Work to complete:
How many lines in the records below contain the word "Energy"? Answer with the number alone.

Information provided:
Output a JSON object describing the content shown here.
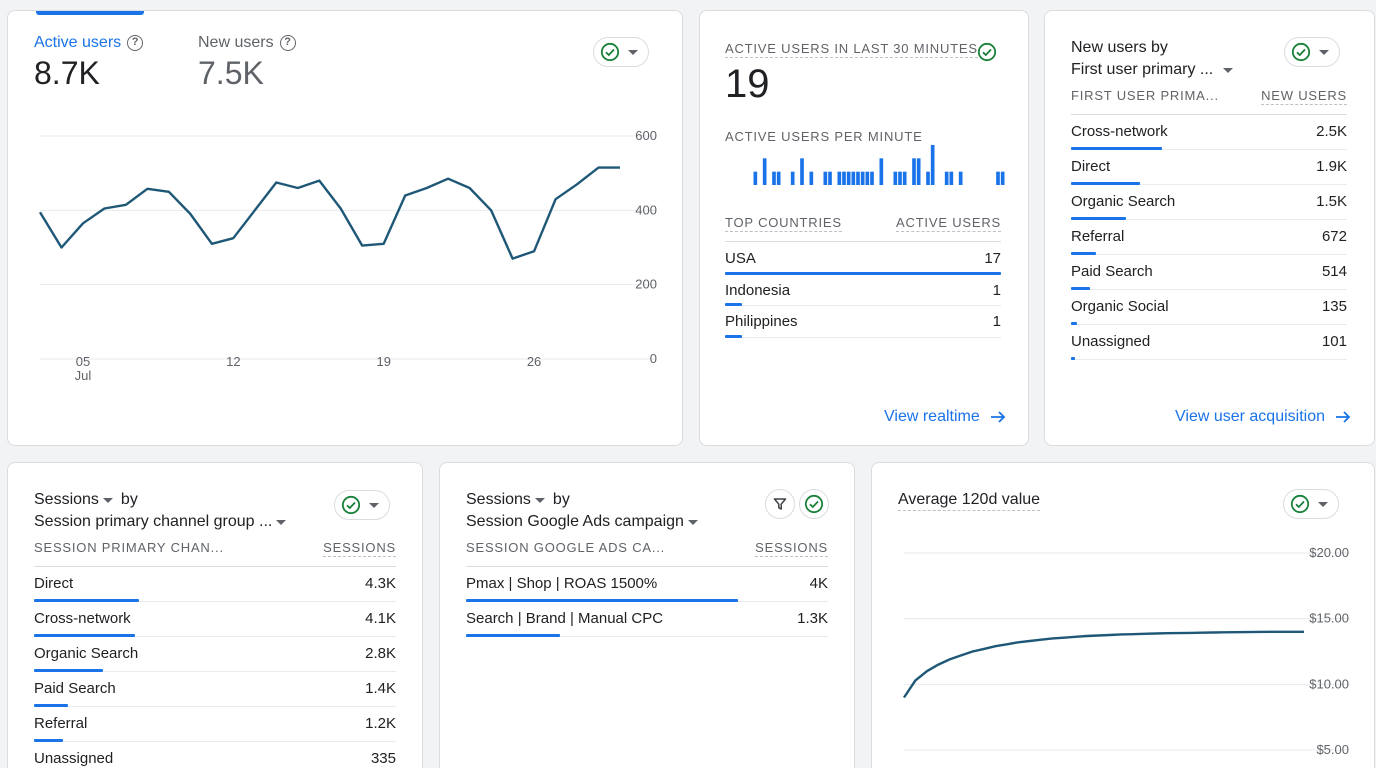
{
  "overview": {
    "metric1_label": "Active users",
    "metric1_value": "8.7K",
    "metric2_label": "New users",
    "metric2_value": "7.5K",
    "help_glyph": "?",
    "chart_data": {
      "type": "line",
      "series": [
        {
          "values": [
            395,
            300,
            365,
            405,
            415,
            458,
            450,
            390,
            310,
            325,
            400,
            475,
            460,
            480,
            405,
            305,
            310,
            440,
            460,
            485,
            460,
            400,
            270,
            290,
            430,
            470,
            515,
            515
          ]
        }
      ],
      "x_ticks": [
        "05",
        "12",
        "19",
        "26"
      ],
      "x_tick_sublabel": "Jul",
      "y_ticks": [
        "600",
        "400",
        "200",
        "0"
      ],
      "ylim": [
        0,
        600
      ],
      "grid": true
    }
  },
  "realtime": {
    "title": "ACTIVE USERS IN LAST 30 MINUTES",
    "value": "19",
    "per_minute_label": "ACTIVE USERS PER MINUTE",
    "per_minute_chart": {
      "type": "bar",
      "values": [
        0,
        0,
        0,
        0,
        0,
        0,
        1,
        0,
        2,
        0,
        1,
        1,
        0,
        0,
        1,
        0,
        2,
        0,
        1,
        0,
        0,
        1,
        1,
        0,
        1,
        1,
        1,
        1,
        1,
        1,
        1,
        1,
        0,
        2,
        0,
        0,
        1,
        1,
        1,
        0,
        2,
        2,
        0,
        1,
        3,
        0,
        0,
        1,
        1,
        0,
        1,
        0,
        0,
        0,
        0,
        0,
        0,
        0,
        1,
        1
      ]
    },
    "col1": "TOP COUNTRIES",
    "col2": "ACTIVE USERS",
    "rows": [
      {
        "name": "USA",
        "value": "17",
        "fraction": 1.0
      },
      {
        "name": "Indonesia",
        "value": "1",
        "fraction": 0.06
      },
      {
        "name": "Philippines",
        "value": "1",
        "fraction": 0.06
      }
    ],
    "link": "View realtime"
  },
  "acquisition": {
    "title_line1": "New users by",
    "title_line2": "First user primary ...",
    "col1": "FIRST USER PRIMA...",
    "col2": "NEW USERS",
    "rows": [
      {
        "name": "Cross-network",
        "value": "2.5K",
        "fraction": 0.33
      },
      {
        "name": "Direct",
        "value": "1.9K",
        "fraction": 0.25
      },
      {
        "name": "Organic Search",
        "value": "1.5K",
        "fraction": 0.2
      },
      {
        "name": "Referral",
        "value": "672",
        "fraction": 0.09
      },
      {
        "name": "Paid Search",
        "value": "514",
        "fraction": 0.07
      },
      {
        "name": "Organic Social",
        "value": "135",
        "fraction": 0.02
      },
      {
        "name": "Unassigned",
        "value": "101",
        "fraction": 0.013
      }
    ],
    "link": "View user acquisition"
  },
  "sessions_channel": {
    "title_line1_metric": "Sessions",
    "title_line1_rest": "by",
    "title_line2": "Session primary channel group ...",
    "col1": "SESSION PRIMARY CHAN...",
    "col2": "SESSIONS",
    "rows": [
      {
        "name": "Direct",
        "value": "4.3K",
        "fraction": 0.29
      },
      {
        "name": "Cross-network",
        "value": "4.1K",
        "fraction": 0.28
      },
      {
        "name": "Organic Search",
        "value": "2.8K",
        "fraction": 0.19
      },
      {
        "name": "Paid Search",
        "value": "1.4K",
        "fraction": 0.095
      },
      {
        "name": "Referral",
        "value": "1.2K",
        "fraction": 0.08
      },
      {
        "name": "Unassigned",
        "value": "335",
        "fraction": 0.023
      }
    ]
  },
  "sessions_campaign": {
    "title_line1_metric": "Sessions",
    "title_line1_rest": "by",
    "title_line2": "Session Google Ads campaign",
    "col1": "SESSION GOOGLE ADS CA...",
    "col2": "SESSIONS",
    "rows": [
      {
        "name": "Pmax | Shop | ROAS 1500%",
        "value": "4K",
        "fraction": 0.75
      },
      {
        "name": "Search | Brand | Manual CPC",
        "value": "1.3K",
        "fraction": 0.26
      }
    ]
  },
  "avg_value": {
    "title": "Average 120d value",
    "chart_data": {
      "type": "line",
      "series": [
        {
          "values": [
            9.0,
            10.3,
            11.0,
            11.5,
            11.9,
            12.2,
            12.5,
            12.7,
            12.9,
            13.05,
            13.2,
            13.3,
            13.4,
            13.5,
            13.55,
            13.62,
            13.68,
            13.72,
            13.76,
            13.8,
            13.82,
            13.85,
            13.87,
            13.89,
            13.9,
            13.92,
            13.93,
            13.95,
            13.96,
            13.97,
            13.98,
            13.99,
            14.0,
            14.0,
            14.0,
            14.0
          ]
        }
      ],
      "y_ticks": [
        "$20.00",
        "$15.00",
        "$10.00",
        "$5.00"
      ],
      "ylim": [
        5,
        20
      ],
      "grid": true
    }
  }
}
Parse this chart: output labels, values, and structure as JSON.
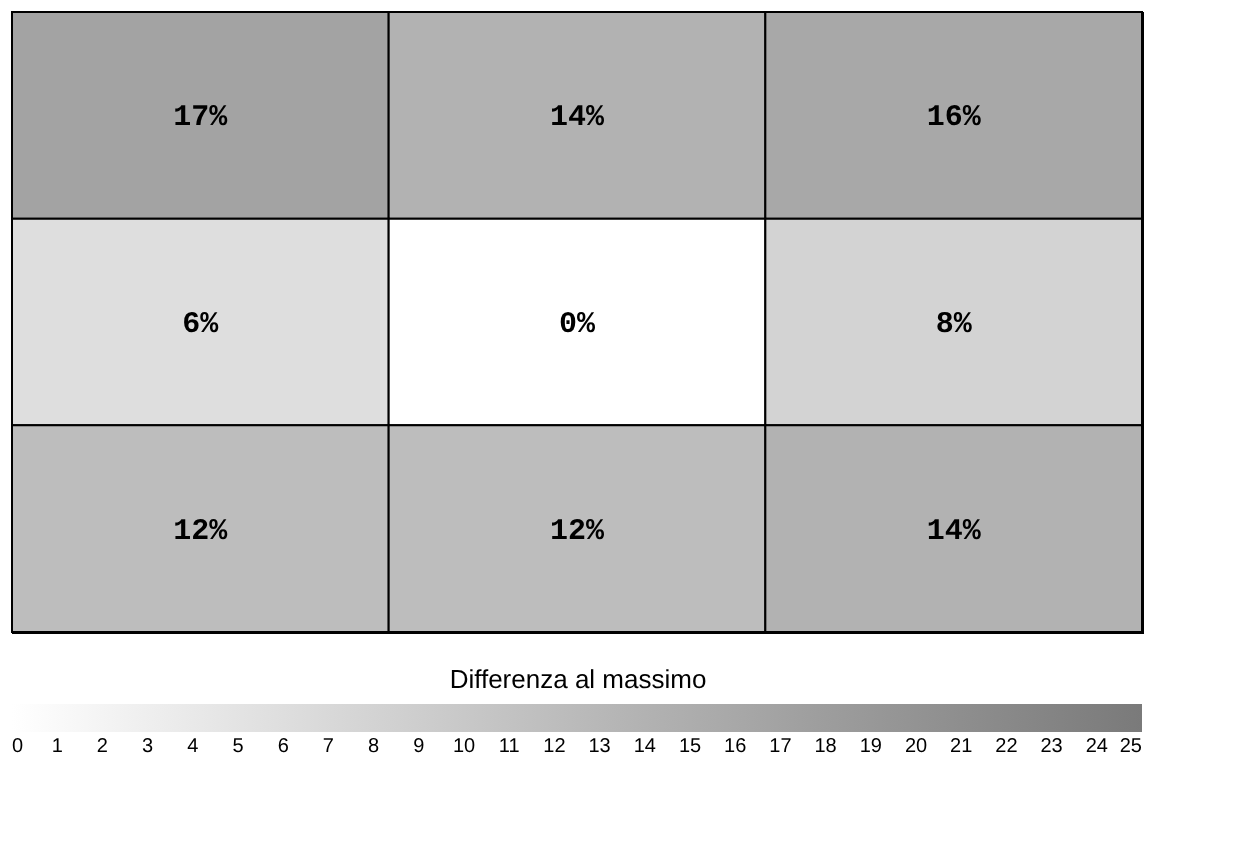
{
  "chart_data": {
    "type": "heatmap",
    "clabel": "Differenza al massimo",
    "categories": [
      null,
      null,
      null
    ],
    "y_categories": [
      null,
      null,
      null
    ],
    "cells": [
      [
        17,
        14,
        16
      ],
      [
        6,
        0,
        8
      ],
      [
        12,
        12,
        14
      ]
    ],
    "cell_labels": [
      [
        "17%",
        "14%",
        "16%"
      ],
      [
        "6%",
        "0%",
        "8%"
      ],
      [
        "12%",
        "12%",
        "14%"
      ]
    ],
    "clim": [
      0,
      25
    ],
    "cticks": [
      0,
      1,
      2,
      3,
      4,
      5,
      6,
      7,
      8,
      9,
      10,
      11,
      12,
      13,
      14,
      15,
      16,
      17,
      18,
      19,
      20,
      21,
      22,
      23,
      24,
      25
    ]
  }
}
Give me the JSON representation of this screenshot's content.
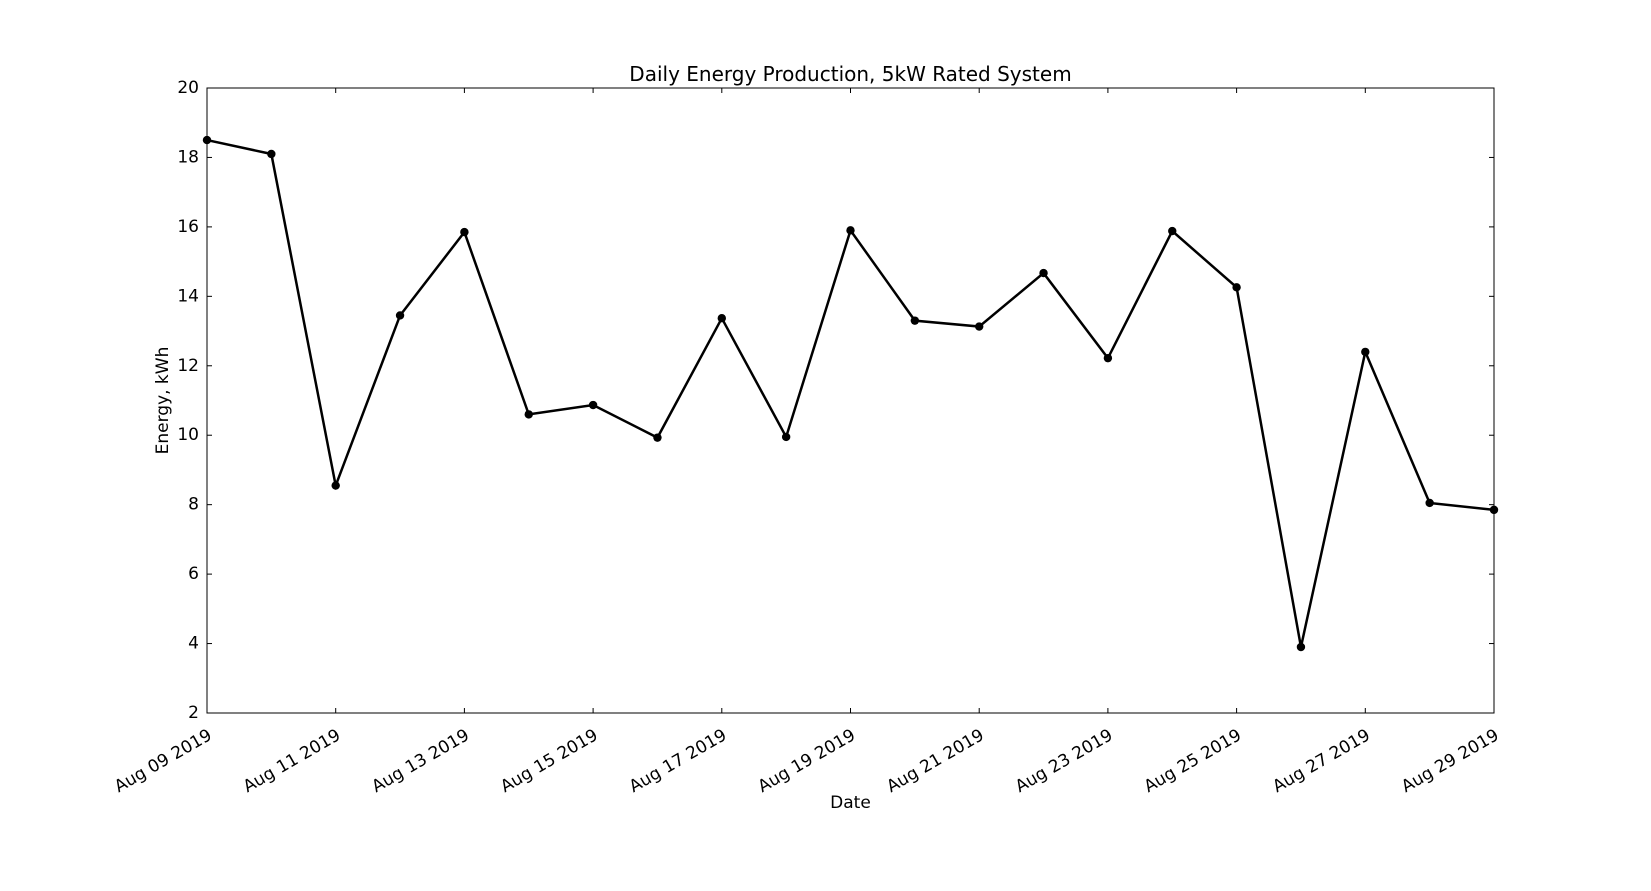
{
  "chart_data": {
    "type": "line",
    "title": "Daily Energy Production, 5kW Rated System",
    "xlabel": "Date",
    "ylabel": "Energy, kWh",
    "x_axis_type": "date",
    "xlim": [
      "2019-08-09",
      "2019-08-29"
    ],
    "ylim": [
      2,
      20
    ],
    "x_ticks": [
      "2019-08-09",
      "2019-08-11",
      "2019-08-13",
      "2019-08-15",
      "2019-08-17",
      "2019-08-19",
      "2019-08-21",
      "2019-08-23",
      "2019-08-25",
      "2019-08-27",
      "2019-08-29"
    ],
    "x_tick_labels": [
      "Aug 09 2019",
      "Aug 11 2019",
      "Aug 13 2019",
      "Aug 15 2019",
      "Aug 17 2019",
      "Aug 19 2019",
      "Aug 21 2019",
      "Aug 23 2019",
      "Aug 25 2019",
      "Aug 27 2019",
      "Aug 29 2019"
    ],
    "y_ticks": [
      2,
      4,
      6,
      8,
      10,
      12,
      14,
      16,
      18,
      20
    ],
    "y_tick_labels": [
      "2",
      "4",
      "6",
      "8",
      "10",
      "12",
      "14",
      "16",
      "18",
      "20"
    ],
    "grid": false,
    "legend": "none",
    "series": [
      {
        "color": "#000000",
        "marker": "circle",
        "x": [
          "2019-08-09",
          "2019-08-10",
          "2019-08-11",
          "2019-08-12",
          "2019-08-13",
          "2019-08-14",
          "2019-08-15",
          "2019-08-16",
          "2019-08-17",
          "2019-08-18",
          "2019-08-19",
          "2019-08-20",
          "2019-08-21",
          "2019-08-22",
          "2019-08-23",
          "2019-08-24",
          "2019-08-25",
          "2019-08-26",
          "2019-08-27",
          "2019-08-28",
          "2019-08-29"
        ],
        "y": [
          18.5,
          18.1,
          8.55,
          13.45,
          15.85,
          10.6,
          10.87,
          9.93,
          13.37,
          9.95,
          15.9,
          13.3,
          13.13,
          14.67,
          12.22,
          15.88,
          14.26,
          3.9,
          12.4,
          8.05,
          7.85
        ]
      }
    ]
  }
}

Written reply:
2